:: TEXT PROVIDED ::

Immaterial. Every engagement. Every one of the $560,000-odd dollars Deloitte Australia billed and received from the insolvent Probuild construction group in the last two years, if not six months. All of it. Immaterial.
So at least sayeth Deloitte partners Sal Algeri, Jason Tracy, David Orr and Matt Donnelly in their February 23, 2022 Declaration of Independence, Relevant Relationships and Indemnities (DIRRI) filed with ASIC upon their appointment as voluntary administrators (VAs) of WBHO Australia Pty Ltd (WBHOA) and 17 other entities which together comprise the WBHOA Group under which at this point Probuild continues to trade.
“Deloitte Australia received fees totalling $171,700 (Excluding GST) from Group entities in relation to these engagements in the six months prior to our appointment. This amount has been refunded to the Group out of an abundance of caution in the event that the Companies proceed to liquidation and the payments received could be deemed to be preferential.”
So let us examine this proliferation of immateriality via reference to each category of pre-appointment engagement Deloitte undertook.
First is Project Control Reviews, which involved “low-level, sample-based compliance reviews of adherence to the Companies’ project policies and procedures”.
Deloitte billed WBHOA $197,080.00 of which $44,200 was billed and received in the last six months.
Under the category of Oracle Services Deloitte assisted with “enhancement and ongoing maintenance of the companies’ finance analytics interface software”.
Deloitte billed Probuild Pty Ltd $197, 649.00 for the services, which were provided between December 2019 and January 2020.
Whilst the DIRRI advises that this sum was reduced by $7,500, “Deloitte Australia received $255,969.00 in the last two years of which $45,000 was paid in the last six months.
Divestment Review – this was a “high level assessment of considerations and valuation guides required to be incorporated into any planned divestment of Probuild”, the VAs said.
The divestment review, undertaken in July 2021 and completed the following month, came six months after Federal Treasurer Josh Frydenberg announced he wold block a potential $300 million sale of Probuild to Chinese interests.
According to the DIRRI the review services were limited to “high-level assessment of management’s pre-determined divestment options”.
“The services were provided for internal management purposes only and did not include a valuation that could be relied upon by the Group or any third party.”
Deloitte was paid $50,000 for this immaterial exercise, all of which it received in the last six months.
Working Capital Management Assessment – This was in effect a cashflow review, commenced in November 2021 and completed in December 2021.
Of just one month’s duration the cashflow review involved Deloitte meeting with WBHOA Group management to understand the trading assumptions that were being used to formulate the Group’s cashflow forecast out to December 2022.

:::
:: EXERCISE DATA ::

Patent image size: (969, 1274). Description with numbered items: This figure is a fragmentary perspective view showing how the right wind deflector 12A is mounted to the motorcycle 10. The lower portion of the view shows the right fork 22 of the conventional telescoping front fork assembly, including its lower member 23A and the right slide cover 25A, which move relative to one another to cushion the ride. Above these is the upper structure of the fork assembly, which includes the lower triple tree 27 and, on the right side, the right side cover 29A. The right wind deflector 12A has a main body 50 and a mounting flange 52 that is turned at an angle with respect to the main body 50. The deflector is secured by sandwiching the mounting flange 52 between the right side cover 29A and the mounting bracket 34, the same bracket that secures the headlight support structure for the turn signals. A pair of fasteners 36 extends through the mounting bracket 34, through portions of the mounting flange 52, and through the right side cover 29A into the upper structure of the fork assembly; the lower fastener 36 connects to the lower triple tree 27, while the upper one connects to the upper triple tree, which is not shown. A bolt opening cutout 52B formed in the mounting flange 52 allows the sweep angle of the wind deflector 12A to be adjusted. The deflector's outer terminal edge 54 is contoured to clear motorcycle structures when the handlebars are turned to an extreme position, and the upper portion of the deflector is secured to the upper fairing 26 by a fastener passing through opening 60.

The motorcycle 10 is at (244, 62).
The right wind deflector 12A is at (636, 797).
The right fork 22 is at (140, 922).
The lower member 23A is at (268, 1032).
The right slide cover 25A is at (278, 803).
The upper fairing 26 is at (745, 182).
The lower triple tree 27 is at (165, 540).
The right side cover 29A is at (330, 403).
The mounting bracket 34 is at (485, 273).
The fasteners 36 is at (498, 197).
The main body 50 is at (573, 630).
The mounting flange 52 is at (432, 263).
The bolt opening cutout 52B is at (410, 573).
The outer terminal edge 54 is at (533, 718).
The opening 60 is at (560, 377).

:::

> CHECK YOUR UNDERSTANDING:
A. List the Deloitte partners named in the article on Deloitte's Probuild fees.
B. Continue the article on Deloitte's Probuild fees from the point where it stops.
The entries have nothing to do with the work here.

> ANSWERS FOR THIS EXERCISE:
A. Sal Algeri, Jason Tracy, David Orr, Matt Donnelly

B.
They reviewed the management’s “initiatives for managing liquidity” and undertook “sensitivity analysis of key cashflow forecasts assumptions”.
Such was the immateriality of this assessment that it “assisted us to develop an understanding of the Group’s affairs and its activities which will enhance our ability to discharge our statutory and fiduciary duties as administrators in the best interests of the Group’s creditors.”
Deloitte billed WBHOA $85,238.00, subsequently reduced that figure by $52,738.00, and was paid the balance of $32,500 at some point within six months of the VAs’ appointment which would mean that out of an abundance of caution Deloitte chose not to receive a cent in exchange for reviewing the cashflows.
Last but least comes the Liquidity and Key Contract analysis, an engagement undertaken at the behest of the Deloitte foursome’s referrer on the job and WBHOA Group’s external legal advisors KingWood Mallesons (KWM).
They received $90,909.00 for attending nine meetings over six days. No need to refund that sum though.
Also immaterial, the engagement with KWM is better described as “Pre-appointment planning” something the VAs remind us has been sanctioned by the courts since Gilbert + Tobin engaged KordaMentha partners and staff to provide extensive pre-appointment services ahead of the appointment of three KM partners as VAs of TEN Network Holdings in June 2017.
The Deloitte Quadsome has estimated that the administration will cost creditors between $4 million and $5 million.
That of course will depend greatly on whether the business can be sold as a going concern, either with or without the effectuation of a Deed of Company Arrangement (DoCA).
They’ve also indicated that it’s their intention to apply to the courts to extend the convening period.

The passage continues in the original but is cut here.